**Objective:** Transcribe the material exactly. Images do not belong in the copy.
-----
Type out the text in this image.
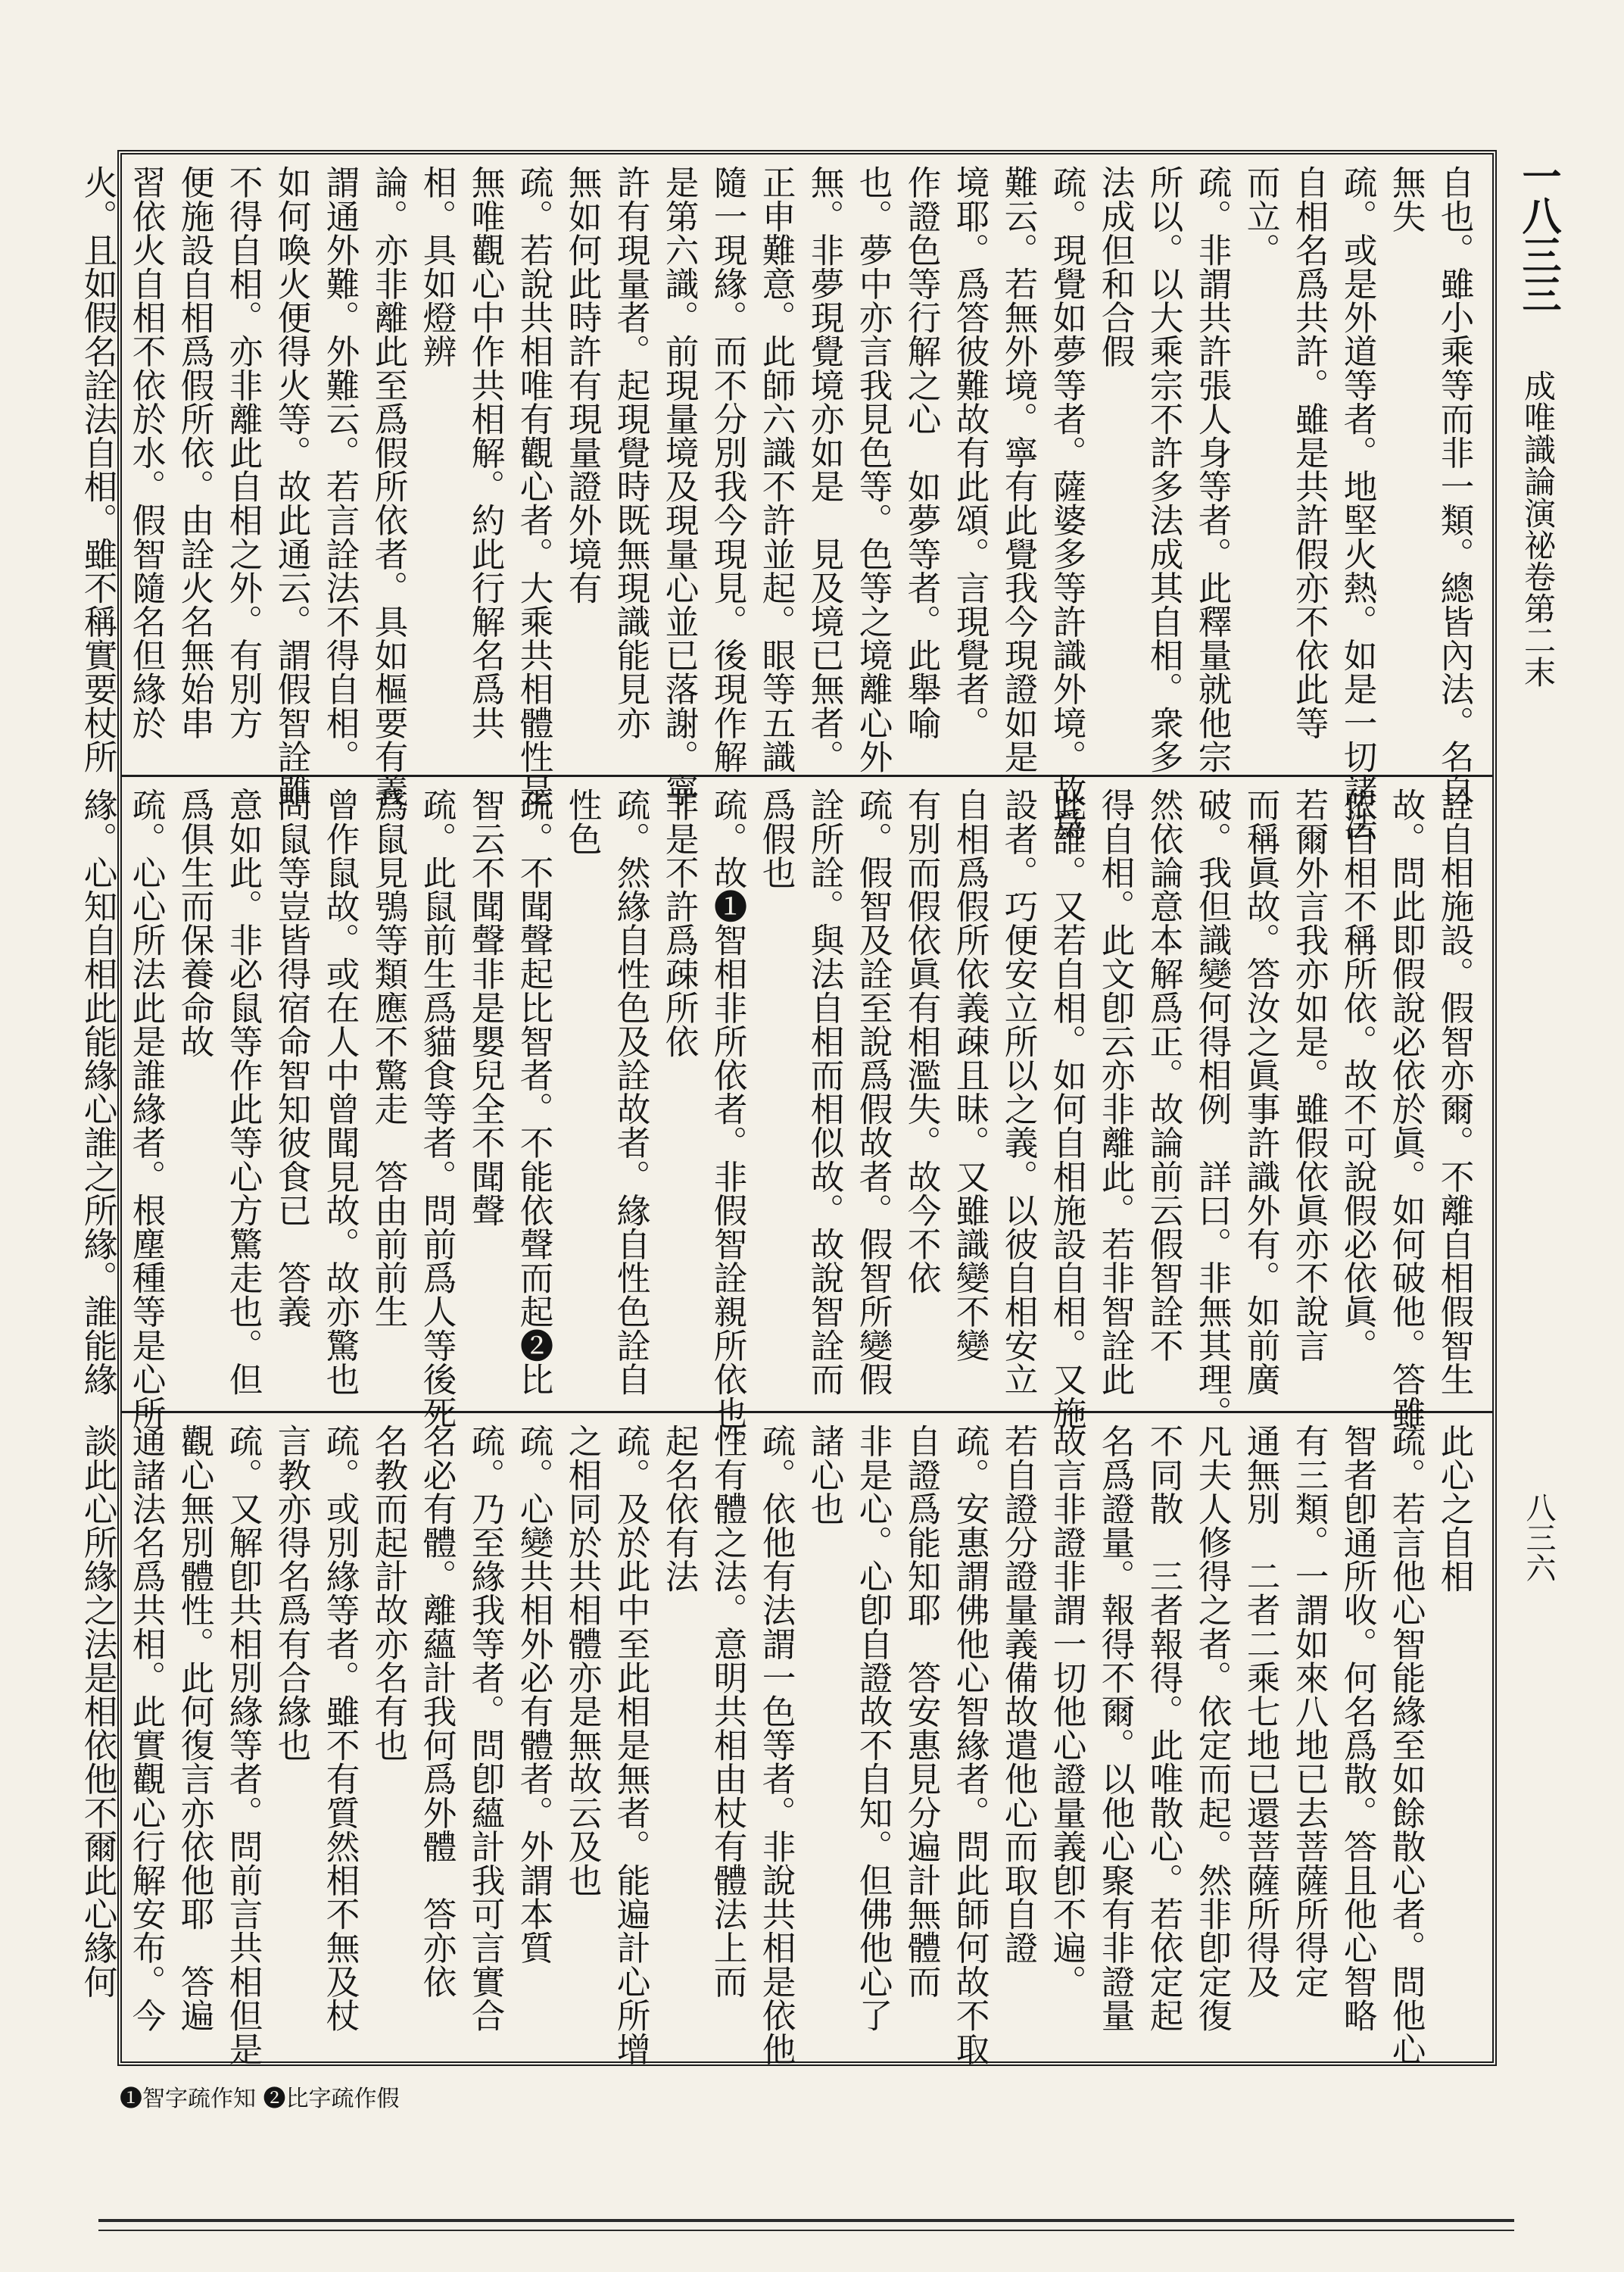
一八三三
成唯識論演祕卷第二末
八三六
自也。雖小乘等而非一類。總皆內法。名自
無失
疏。或是外道等者。地堅火熱。如是一切諸法
自相名爲共許。雖是共許假亦不依此等
而立。
疏。非謂共許張人身等者。此釋量就他宗
所以。以大乘宗不許多法成其自相。衆多
法成但和合假
疏。現覺如夢等者。薩婆多等許識外境。故爲
難云。若無外境。寧有此覺我今現證如是
境耶。爲答彼難故有此頌。言現覺者。
作證色等行解之心　如夢等者。此舉喻
也。夢中亦言我見色等。色等之境離心外
無。非夢現覺境亦如是　見及境已無者。
正申難意。此師六識不許並起。眼等五識
隨一現緣。而不分別我今現見。後現作解
是第六識。前現量境及現量心並已落謝。寧
許有現量者。起現覺時既無現識能見亦
無如何此時許有現量證外境有
疏。若說共相唯有觀心者。大乘共相體性是
無唯觀心中作共相解。約此行解名爲共
相。具如燈辨
論。亦非離此至爲假所依者。具如樞要有義
謂通外難。外難云。若言詮法不得自相。
如何喚火便得火等。故此通云。謂假智詮雖
不得自相。亦非離此自相之外。有別方
便施設自相爲假所依。由詮火名無始串
習依火自相不依於水。假智隨名但緣於
火。且如假名詮法自相。雖不稱實要杖所
詮自相施設。假智亦爾。不離自相假智生
故。問此即假說必依於眞。如何破他。答雖
依自相不稱所依。故不可說假必依眞。
若爾外言我亦如是。雖假依眞亦不說言
而稱眞故。答汝之眞事許識外有。如前廣
破。我但識變何得相例　詳曰。非無其理。
然依論意本解爲正。故論前云假智詮不
得自相。此文卽云亦非離此。若非智詮此
此誰。又若自相。如何自相施設自相。又施
設者。巧便安立所以之義。以彼自相安立
自相爲假所依義疎且昧。又雖識變不變
有別而假依眞有相濫失。故今不依
疏。假智及詮至說爲假故者。假智所變假
詮所詮。與法自相而相似故。故說智詮而
爲假也
疏。故❶智相非所依者。非假智詮親所依也。
非是不許爲疎所依
疏。然緣自性色及詮故者。緣自性色詮自
性色
疏。不聞聲起比智者。不能依聲而起❷比
智云不聞聲非是嬰兒全不聞聲
疏。此鼠前生爲貓食等者。問前爲人等後死
爲鼠見鴞等類應不驚走　答由前前生
曾作鼠故。或在人中曾聞見故。故亦驚也
問鼠等豈皆得宿命智知彼食已　答義
意如此。非必鼠等作此等心方驚走也。但
爲俱生而保養命故
疏。心心所法此是誰緣者。根塵種等是心所
緣。心知自相此能緣心誰之所緣。誰能緣
此心之自相
疏。若言他心智能緣至如餘散心者。問他心
智者卽通所收。何名爲散。答且他心智略
有三類。一謂如來八地已去菩薩所得定
通無別　二者二乘七地已還菩薩所得及
凡夫人修得之者。依定而起。然非卽定復
不同散　三者報得。此唯散心。若依定起
名爲證量。報得不爾。以他心聚有非證量
故言非證非謂一切他心證量義卽不遍。
若自證分證量義備故遣他心而取自證
疏。安惠謂佛他心智緣者。問此師何故不取
自證爲能知耶　答安惠見分遍計無體而
非是心。心卽自證故不自知。但佛他心了
諸心也
疏。依他有法謂一色等者。非說共相是依他
性有體之法。意明共相由杖有體法上而
起名依有法
疏。及於此中至此相是無者。能遍計心所增
之相同於共相體亦是無故云及也
疏。心變共相外必有體者。外謂本質
疏。乃至緣我等者。問卽蘊計我可言實合
名必有體。離蘊計我何爲外體　答亦依
名教而起計故亦名有也
疏。或別緣等者。雖不有質然相不無及杖
言教亦得名爲有合緣也
疏。又解卽共相別緣等者。問前言共相但是
觀心無別體性。此何復言亦依他耶　答遍
通諸法名爲共相。此實觀心行解安布。今
談此心所緣之法是相依他不爾此心緣何
❶智字疏作知 ❷比字疏作假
-----
**Exercise answer:**
Type out the text in this image.
一八三三
成唯識論演祕卷第二末
八三六
自也。雖小乘等而非一類。總皆內法。名自
無失
疏。或是外道等者。地堅火熱。如是一切諸法
自相名爲共許。雖是共許假亦不依此等
而立。
疏。非謂共許張人身等者。此釋量就他宗
所以。以大乘宗不許多法成其自相。衆多
法成但和合假
疏。現覺如夢等者。薩婆多等許識外境。故爲
難云。若無外境。寧有此覺我今現證如是
境耶。爲答彼難故有此頌。言現覺者。
作證色等行解之心　如夢等者。此舉喻
也。夢中亦言我見色等。色等之境離心外
無。非夢現覺境亦如是　見及境已無者。
正申難意。此師六識不許並起。眼等五識
隨一現緣。而不分別我今現見。後現作解
是第六識。前現量境及現量心並已落謝。寧
許有現量者。起現覺時既無現識能見亦
無如何此時許有現量證外境有
疏。若說共相唯有觀心者。大乘共相體性是
無唯觀心中作共相解。約此行解名爲共
相。具如燈辨
論。亦非離此至爲假所依者。具如樞要有義
謂通外難。外難云。若言詮法不得自相。
如何喚火便得火等。故此通云。謂假智詮雖
不得自相。亦非離此自相之外。有別方
便施設自相爲假所依。由詮火名無始串
習依火自相不依於水。假智隨名但緣於
火。且如假名詮法自相。雖不稱實要杖所
詮自相施設。假智亦爾。不離自相假智生
故。問此即假說必依於眞。如何破他。答雖
依自相不稱所依。故不可說假必依眞。
若爾外言我亦如是。雖假依眞亦不說言
而稱眞故。答汝之眞事許識外有。如前廣
破。我但識變何得相例　詳曰。非無其理。
然依論意本解爲正。故論前云假智詮不
得自相。此文卽云亦非離此。若非智詮此
此誰。又若自相。如何自相施設自相。又施
設者。巧便安立所以之義。以彼自相安立
自相爲假所依義疎且昧。又雖識變不變
有別而假依眞有相濫失。故今不依
疏。假智及詮至說爲假故者。假智所變假
詮所詮。與法自相而相似故。故說智詮而
爲假也
疏。故❶智相非所依者。非假智詮親所依也。
非是不許爲疎所依
疏。然緣自性色及詮故者。緣自性色詮自
性色
疏。不聞聲起比智者。不能依聲而起❷比
智云不聞聲非是嬰兒全不聞聲
疏。此鼠前生爲貓食等者。問前爲人等後死
爲鼠見鴞等類應不驚走　答由前前生
曾作鼠故。或在人中曾聞見故。故亦驚也
問鼠等豈皆得宿命智知彼食已　答義
意如此。非必鼠等作此等心方驚走也。但
爲俱生而保養命故
疏。心心所法此是誰緣者。根塵種等是心所
緣。心知自相此能緣心誰之所緣。誰能緣
此心之自相
疏。若言他心智能緣至如餘散心者。問他心
智者卽通所收。何名爲散。答且他心智略
有三類。一謂如來八地已去菩薩所得定
通無別　二者二乘七地已還菩薩所得及
凡夫人修得之者。依定而起。然非卽定復
不同散　三者報得。此唯散心。若依定起
名爲證量。報得不爾。以他心聚有非證量
故言非證非謂一切他心證量義卽不遍。
若自證分證量義備故遣他心而取自證
疏。安惠謂佛他心智緣者。問此師何故不取
自證爲能知耶　答安惠見分遍計無體而
非是心。心卽自證故不自知。但佛他心了
諸心也
疏。依他有法謂一色等者。非說共相是依他
性有體之法。意明共相由杖有體法上而
起名依有法
疏。及於此中至此相是無者。能遍計心所增
之相同於共相體亦是無故云及也
疏。心變共相外必有體者。外謂本質
疏。乃至緣我等者。問卽蘊計我可言實合
名必有體。離蘊計我何爲外體　答亦依
名教而起計故亦名有也
疏。或別緣等者。雖不有質然相不無及杖
言教亦得名爲有合緣也
疏。又解卽共相別緣等者。問前言共相但是
觀心無別體性。此何復言亦依他耶　答遍
通諸法名爲共相。此實觀心行解安布。今
談此心所緣之法是相依他不爾此心緣何
❶智字疏作知 ❷比字疏作假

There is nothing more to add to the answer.